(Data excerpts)

------------------------------------------------------------------------

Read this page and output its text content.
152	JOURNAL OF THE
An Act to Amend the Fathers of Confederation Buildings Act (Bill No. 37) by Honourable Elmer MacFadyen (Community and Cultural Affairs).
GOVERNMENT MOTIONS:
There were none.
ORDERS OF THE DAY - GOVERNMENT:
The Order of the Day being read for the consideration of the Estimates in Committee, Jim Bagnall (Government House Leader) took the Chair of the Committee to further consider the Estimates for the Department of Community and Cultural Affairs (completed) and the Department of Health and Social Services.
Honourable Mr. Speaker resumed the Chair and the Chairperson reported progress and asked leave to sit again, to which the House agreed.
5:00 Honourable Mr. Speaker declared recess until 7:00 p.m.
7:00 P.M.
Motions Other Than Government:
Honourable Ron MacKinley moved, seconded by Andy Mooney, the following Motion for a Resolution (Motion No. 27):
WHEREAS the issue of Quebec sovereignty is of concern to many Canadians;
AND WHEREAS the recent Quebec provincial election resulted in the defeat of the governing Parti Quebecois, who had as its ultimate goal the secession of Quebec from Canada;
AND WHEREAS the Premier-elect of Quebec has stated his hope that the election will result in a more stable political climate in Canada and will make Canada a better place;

------------------------------------------------------------------------

Quote the entire listing above exactly.

- **ANSWER TO THIS EXERCISE**
Read this page and output its text content.
152	JOURNAL OF THE
An Act to Amend the Fathers of Confederation Buildings Act (Bill No. 37) by Honourable Elmer MacFadyen (Community and Cultural Affairs).
GOVERNMENT MOTIONS:
There were none.
ORDERS OF THE DAY - GOVERNMENT:
The Order of the Day being read for the consideration of the Estimates in Committee, Jim Bagnall (Government House Leader) took the Chair of the Committee to further consider the Estimates for the Department of Community and Cultural Affairs (completed) and the Department of Health and Social Services.
Honourable Mr. Speaker resumed the Chair and the Chairperson reported progress and asked leave to sit again, to which the House agreed.
5:00 Honourable Mr. Speaker declared recess until 7:00 p.m.
7:00 P.M.
Motions Other Than Government:
Honourable Ron MacKinley moved, seconded by Andy Mooney, the following Motion for a Resolution (Motion No. 27):
WHEREAS the issue of Quebec sovereignty is of concern to many Canadians;
AND WHEREAS the recent Quebec provincial election resulted in the defeat of the governing Parti Quebecois, who had as its ultimate goal the secession of Quebec from Canada;
AND WHEREAS the Premier-elect of Quebec has stated his hope that the election will result in a more stable political climate in Canada and will make Canada a better place;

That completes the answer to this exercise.